另外注意boost的时候,看到的情况是说其类似于计算score时的一个权值。
public IndexableField createField(SchemaField field, Object value, float boost) {
if (!field.indexed() && !field.stored()) {
if (log.isTraceEnabled())
log.trace("Ignoring unindexed/unstored field: " + field); // 这里面还有有一个check,如果不需要就去掉。
return null;
}
String val;
try {
val = toInternal(value.toString());
} catch (RuntimeException e) {
throw new SolrException( SolrException.ErrorCode.SERVER_ERROR, "Error while creating field '" + field + "' from value '" + value + "'", e);
}
if (val==null) return null;
org.apache.lucene.document.FieldType newType = new org.apache.lucene.document.FieldType();
newType.setTokenized(field.isTokenized());
newType.setStored(field.stored());
newType.setOmitNorms(field.omitNorms());
newType.setIndexOptions(field.indexed() ? getIndexOptions(field, val) : IndexOptions.NONE);
newType.setStoreTermVectors(field.storeTermVector());
newType.setStoreTermVectorOffsets(field.storeTermOffsets());
newType.setStoreTermVectorPositions(field.storeTermPositions());
newType.setStoreTermVectorPayloads(field.storeTermPayloads());
return createField(field.getName(), val, newType, boost);
}
另外注意一点,在url请求或者是使用javabin导入数据的时候,我看到的流程上都没有进行createField的调用。

◇ ◇ ◇ ◇ ◇ ◇ ◇

**练习题目:** 根据上面这段关于 createField 方法的文字,作者在哪两种情况下没有看到流程中调用 createField?

◇ ◇ ◇ ◇ ◇ ◇ ◇

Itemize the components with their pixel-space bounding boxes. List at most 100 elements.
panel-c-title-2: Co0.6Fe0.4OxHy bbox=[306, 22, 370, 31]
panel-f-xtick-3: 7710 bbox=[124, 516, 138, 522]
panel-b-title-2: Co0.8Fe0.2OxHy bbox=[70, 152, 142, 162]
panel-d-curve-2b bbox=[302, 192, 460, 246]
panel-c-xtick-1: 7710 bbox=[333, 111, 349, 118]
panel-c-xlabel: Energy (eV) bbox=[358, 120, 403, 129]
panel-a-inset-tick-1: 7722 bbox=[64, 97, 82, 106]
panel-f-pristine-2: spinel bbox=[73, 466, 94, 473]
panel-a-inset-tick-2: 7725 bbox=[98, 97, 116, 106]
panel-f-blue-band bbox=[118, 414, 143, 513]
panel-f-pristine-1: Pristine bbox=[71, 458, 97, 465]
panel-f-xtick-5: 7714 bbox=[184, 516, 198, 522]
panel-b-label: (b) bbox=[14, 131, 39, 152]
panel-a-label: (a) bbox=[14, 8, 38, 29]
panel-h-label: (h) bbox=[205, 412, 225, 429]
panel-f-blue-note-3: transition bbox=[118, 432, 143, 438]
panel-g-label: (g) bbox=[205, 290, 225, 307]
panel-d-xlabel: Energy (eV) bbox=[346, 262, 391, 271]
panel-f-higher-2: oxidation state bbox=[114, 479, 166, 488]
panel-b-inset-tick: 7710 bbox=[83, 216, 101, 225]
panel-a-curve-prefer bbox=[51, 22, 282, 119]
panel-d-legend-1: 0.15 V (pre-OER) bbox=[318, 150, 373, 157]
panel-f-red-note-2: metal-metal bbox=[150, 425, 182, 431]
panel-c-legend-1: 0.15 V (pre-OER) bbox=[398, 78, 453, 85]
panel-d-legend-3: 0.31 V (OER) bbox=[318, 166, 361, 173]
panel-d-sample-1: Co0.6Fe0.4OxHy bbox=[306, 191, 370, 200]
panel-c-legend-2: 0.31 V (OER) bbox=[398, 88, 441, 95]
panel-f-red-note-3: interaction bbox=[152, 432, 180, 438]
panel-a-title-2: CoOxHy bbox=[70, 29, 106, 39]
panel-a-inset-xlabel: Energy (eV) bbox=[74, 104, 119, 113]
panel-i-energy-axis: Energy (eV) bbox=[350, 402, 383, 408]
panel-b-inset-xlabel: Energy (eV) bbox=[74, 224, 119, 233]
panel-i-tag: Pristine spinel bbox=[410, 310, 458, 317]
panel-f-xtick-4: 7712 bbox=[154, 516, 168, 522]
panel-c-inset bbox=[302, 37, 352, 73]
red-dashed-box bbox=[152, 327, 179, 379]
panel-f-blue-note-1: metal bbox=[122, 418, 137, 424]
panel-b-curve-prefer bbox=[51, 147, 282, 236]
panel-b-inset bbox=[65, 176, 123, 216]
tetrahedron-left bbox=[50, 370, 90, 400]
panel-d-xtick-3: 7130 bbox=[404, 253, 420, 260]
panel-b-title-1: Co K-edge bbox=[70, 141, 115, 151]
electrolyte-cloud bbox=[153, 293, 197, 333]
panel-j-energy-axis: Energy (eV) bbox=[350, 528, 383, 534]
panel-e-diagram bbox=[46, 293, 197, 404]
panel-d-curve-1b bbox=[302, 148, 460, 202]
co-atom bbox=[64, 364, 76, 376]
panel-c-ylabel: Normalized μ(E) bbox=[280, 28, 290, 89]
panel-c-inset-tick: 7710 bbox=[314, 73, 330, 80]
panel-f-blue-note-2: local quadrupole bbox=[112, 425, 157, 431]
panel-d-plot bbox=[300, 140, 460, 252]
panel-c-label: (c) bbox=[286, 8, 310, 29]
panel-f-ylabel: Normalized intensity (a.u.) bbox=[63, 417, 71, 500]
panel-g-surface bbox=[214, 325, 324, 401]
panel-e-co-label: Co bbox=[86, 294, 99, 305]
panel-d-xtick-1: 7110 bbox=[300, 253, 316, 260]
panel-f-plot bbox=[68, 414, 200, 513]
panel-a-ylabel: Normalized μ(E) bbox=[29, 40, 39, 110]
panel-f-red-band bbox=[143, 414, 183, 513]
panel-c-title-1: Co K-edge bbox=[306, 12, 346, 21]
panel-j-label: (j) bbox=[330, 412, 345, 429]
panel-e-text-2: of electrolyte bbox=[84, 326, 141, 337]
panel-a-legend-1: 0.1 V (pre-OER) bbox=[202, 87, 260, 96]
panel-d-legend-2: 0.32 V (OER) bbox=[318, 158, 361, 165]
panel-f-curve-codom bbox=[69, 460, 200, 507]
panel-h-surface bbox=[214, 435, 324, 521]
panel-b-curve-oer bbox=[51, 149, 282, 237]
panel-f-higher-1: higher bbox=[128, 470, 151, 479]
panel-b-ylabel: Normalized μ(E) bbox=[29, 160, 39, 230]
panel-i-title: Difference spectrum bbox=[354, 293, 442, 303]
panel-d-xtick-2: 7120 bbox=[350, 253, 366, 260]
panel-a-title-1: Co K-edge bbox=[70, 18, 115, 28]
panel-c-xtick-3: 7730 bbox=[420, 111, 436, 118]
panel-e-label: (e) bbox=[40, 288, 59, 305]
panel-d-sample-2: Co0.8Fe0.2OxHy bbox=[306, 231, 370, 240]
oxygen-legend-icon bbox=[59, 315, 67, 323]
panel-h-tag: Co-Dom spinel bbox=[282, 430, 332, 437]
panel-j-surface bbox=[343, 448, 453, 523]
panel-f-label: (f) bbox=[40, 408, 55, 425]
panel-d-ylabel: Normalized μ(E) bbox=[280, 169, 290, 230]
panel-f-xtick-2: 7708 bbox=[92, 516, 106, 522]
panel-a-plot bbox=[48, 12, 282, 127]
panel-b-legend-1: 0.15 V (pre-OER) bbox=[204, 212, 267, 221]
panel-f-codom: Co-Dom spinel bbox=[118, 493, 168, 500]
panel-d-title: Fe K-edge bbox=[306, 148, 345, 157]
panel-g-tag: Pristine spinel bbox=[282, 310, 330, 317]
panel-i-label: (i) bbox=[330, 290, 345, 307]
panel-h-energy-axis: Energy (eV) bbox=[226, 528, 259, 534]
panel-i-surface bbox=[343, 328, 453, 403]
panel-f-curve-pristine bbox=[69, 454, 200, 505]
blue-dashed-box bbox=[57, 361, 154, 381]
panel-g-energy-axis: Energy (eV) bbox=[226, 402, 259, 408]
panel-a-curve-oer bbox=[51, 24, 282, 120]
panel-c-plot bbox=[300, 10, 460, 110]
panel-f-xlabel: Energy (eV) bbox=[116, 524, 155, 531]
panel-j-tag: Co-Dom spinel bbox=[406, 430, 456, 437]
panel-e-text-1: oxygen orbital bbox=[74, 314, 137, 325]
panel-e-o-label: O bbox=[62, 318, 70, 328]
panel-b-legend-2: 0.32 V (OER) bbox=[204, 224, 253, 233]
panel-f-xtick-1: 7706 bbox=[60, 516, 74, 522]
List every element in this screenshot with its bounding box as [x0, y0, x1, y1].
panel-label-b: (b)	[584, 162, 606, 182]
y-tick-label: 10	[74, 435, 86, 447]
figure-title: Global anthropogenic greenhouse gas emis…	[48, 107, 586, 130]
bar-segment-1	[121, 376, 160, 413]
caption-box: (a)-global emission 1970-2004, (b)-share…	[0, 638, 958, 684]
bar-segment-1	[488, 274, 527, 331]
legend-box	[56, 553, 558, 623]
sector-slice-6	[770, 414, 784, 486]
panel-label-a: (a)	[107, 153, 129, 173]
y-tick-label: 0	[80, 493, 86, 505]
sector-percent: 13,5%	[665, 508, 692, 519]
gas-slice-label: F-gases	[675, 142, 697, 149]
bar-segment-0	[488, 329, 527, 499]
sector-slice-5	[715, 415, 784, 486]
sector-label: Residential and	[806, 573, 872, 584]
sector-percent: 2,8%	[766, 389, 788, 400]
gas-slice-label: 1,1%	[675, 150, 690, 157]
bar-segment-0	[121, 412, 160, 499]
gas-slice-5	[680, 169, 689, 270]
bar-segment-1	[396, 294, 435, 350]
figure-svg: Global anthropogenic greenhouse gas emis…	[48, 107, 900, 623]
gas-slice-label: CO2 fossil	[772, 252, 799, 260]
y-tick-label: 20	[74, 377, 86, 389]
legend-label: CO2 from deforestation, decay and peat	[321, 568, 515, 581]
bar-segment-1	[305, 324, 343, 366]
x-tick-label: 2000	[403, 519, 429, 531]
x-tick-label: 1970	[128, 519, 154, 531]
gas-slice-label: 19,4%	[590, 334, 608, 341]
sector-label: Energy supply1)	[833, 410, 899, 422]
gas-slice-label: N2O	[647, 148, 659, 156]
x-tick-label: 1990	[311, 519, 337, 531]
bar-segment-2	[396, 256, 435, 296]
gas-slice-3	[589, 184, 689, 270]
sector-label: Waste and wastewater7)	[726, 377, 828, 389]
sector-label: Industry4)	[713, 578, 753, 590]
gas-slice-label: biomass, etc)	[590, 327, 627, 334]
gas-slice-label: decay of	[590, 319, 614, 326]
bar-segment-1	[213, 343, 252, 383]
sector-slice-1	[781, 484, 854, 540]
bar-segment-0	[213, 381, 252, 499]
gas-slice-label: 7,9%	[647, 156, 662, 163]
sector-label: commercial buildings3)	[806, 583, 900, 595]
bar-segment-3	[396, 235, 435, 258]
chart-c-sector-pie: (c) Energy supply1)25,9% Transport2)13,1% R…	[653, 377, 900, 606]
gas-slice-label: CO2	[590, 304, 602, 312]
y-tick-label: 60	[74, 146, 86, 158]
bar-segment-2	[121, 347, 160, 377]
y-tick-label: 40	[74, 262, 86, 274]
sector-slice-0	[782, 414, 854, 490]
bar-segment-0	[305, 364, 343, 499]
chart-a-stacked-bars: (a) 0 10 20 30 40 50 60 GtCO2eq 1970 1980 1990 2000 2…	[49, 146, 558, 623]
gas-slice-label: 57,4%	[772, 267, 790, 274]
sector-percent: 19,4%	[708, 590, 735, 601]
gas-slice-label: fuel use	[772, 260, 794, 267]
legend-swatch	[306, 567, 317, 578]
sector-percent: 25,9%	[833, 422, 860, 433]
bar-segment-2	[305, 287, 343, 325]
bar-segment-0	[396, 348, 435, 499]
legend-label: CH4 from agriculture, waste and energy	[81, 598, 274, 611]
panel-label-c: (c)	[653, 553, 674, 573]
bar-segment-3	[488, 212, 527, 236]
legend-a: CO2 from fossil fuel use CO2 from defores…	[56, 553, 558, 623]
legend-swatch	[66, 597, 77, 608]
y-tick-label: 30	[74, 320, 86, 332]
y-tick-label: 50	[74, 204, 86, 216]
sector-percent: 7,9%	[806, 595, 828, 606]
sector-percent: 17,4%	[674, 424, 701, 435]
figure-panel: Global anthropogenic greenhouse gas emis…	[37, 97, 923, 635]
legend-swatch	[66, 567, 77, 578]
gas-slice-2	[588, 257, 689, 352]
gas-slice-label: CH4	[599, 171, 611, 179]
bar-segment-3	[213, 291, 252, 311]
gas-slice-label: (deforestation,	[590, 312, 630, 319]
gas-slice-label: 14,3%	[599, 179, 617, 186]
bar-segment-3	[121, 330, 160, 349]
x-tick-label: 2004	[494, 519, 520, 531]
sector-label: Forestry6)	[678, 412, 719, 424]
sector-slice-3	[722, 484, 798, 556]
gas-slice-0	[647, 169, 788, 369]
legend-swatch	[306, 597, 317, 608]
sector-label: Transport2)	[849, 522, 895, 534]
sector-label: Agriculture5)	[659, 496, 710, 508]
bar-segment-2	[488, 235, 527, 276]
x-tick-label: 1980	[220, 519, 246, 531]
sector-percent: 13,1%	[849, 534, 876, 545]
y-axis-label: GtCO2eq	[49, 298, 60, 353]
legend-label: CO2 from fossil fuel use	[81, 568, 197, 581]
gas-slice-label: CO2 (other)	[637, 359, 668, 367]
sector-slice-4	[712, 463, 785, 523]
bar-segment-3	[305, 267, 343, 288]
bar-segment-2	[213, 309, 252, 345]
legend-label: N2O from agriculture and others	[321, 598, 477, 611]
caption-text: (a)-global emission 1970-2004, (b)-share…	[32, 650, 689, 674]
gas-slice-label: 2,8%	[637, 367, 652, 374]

◇ ◇ ◇ ◇ ◇ ◇ ◇

**参考答案:** 在 url 请求或者使用 javabin 导入数据的时候。